- [Your goal]:
Show all lines holding "Bibliothek".

- [Raw records]:
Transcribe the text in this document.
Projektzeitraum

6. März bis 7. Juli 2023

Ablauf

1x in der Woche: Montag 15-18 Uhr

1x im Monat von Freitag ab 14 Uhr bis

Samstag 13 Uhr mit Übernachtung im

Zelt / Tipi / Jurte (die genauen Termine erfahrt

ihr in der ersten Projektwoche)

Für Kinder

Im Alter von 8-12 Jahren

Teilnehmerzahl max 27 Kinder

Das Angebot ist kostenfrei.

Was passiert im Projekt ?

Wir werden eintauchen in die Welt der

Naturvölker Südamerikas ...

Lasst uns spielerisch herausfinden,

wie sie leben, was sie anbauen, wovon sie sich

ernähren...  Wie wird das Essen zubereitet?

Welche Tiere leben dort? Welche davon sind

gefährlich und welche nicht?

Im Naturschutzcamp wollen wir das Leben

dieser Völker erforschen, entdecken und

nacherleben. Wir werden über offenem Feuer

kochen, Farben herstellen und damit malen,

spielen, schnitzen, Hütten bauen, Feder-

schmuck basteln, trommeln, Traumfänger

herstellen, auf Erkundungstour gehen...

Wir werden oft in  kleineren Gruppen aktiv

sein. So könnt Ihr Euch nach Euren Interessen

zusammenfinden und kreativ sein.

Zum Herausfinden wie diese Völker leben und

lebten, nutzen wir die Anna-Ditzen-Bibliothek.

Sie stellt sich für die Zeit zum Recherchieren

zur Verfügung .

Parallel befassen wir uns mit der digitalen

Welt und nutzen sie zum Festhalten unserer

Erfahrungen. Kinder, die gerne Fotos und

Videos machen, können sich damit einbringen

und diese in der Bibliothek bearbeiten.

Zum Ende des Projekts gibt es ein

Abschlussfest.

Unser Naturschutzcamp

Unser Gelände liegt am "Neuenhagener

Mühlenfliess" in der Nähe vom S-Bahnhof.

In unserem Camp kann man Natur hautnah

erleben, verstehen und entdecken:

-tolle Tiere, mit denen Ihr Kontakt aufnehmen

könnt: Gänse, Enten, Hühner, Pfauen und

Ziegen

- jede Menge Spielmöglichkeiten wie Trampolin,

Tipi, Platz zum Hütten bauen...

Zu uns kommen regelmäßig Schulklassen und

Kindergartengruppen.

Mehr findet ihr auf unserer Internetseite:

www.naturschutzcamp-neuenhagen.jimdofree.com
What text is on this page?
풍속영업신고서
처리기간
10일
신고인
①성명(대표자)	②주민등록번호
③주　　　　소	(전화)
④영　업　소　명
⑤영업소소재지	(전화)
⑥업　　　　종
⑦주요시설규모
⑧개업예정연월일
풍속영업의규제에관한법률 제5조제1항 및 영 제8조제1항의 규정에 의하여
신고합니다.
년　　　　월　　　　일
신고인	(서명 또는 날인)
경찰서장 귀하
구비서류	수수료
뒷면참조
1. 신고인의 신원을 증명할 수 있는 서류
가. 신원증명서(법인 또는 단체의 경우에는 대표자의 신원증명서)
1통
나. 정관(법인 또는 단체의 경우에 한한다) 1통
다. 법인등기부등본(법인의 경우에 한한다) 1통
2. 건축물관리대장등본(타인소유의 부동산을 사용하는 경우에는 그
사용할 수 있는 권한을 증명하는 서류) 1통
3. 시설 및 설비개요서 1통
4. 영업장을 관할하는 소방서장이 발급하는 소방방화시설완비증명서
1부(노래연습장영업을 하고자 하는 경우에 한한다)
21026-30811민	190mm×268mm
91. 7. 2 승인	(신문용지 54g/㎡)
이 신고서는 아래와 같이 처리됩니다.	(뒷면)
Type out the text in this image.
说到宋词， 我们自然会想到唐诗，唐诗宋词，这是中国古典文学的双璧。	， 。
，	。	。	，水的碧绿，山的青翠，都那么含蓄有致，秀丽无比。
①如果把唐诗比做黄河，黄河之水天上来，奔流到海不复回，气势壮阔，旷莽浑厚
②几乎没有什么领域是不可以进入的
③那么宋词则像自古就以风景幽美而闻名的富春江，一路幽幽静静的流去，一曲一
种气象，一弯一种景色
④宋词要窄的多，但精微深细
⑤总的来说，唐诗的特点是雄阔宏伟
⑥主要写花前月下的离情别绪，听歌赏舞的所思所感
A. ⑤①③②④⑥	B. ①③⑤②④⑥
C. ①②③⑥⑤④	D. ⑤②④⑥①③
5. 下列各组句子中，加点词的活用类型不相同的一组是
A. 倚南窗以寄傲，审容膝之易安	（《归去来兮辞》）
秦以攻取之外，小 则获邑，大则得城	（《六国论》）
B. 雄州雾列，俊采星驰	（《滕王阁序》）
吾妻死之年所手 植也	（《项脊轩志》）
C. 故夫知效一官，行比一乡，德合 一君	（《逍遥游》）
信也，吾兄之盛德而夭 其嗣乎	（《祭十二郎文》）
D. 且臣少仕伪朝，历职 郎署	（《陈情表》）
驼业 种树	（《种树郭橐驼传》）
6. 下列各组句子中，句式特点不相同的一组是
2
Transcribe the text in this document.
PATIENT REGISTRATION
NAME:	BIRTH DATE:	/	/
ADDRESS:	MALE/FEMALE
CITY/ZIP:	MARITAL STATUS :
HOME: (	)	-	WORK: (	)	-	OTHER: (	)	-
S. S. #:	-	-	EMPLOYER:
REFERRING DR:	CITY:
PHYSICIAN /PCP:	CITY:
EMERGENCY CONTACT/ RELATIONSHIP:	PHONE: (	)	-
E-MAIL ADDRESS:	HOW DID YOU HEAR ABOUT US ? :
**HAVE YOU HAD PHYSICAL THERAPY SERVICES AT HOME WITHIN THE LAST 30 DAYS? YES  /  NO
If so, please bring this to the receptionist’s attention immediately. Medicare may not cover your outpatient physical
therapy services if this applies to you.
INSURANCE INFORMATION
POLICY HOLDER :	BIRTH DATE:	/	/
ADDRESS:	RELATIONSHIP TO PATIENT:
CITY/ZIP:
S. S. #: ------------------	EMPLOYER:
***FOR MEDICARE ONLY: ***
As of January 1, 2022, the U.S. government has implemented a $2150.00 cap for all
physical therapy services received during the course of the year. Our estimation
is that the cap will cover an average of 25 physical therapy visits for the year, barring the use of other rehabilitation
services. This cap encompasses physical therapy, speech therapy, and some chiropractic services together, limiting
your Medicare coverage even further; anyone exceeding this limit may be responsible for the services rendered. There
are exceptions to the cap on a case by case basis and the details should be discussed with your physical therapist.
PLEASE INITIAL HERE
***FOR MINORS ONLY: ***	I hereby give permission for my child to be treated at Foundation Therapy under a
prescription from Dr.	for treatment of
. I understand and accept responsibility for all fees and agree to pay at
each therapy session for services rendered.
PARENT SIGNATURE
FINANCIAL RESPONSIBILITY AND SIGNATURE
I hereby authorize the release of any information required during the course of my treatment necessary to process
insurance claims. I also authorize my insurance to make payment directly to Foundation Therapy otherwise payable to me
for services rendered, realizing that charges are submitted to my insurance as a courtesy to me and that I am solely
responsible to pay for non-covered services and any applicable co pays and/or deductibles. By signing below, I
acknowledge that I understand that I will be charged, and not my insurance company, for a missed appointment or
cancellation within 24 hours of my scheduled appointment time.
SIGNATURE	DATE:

- [Result for this task]:
lebten, nutzen wir die Anna-Ditzen-Bibliothek.
und diese in der Bibliothek bearbeiten.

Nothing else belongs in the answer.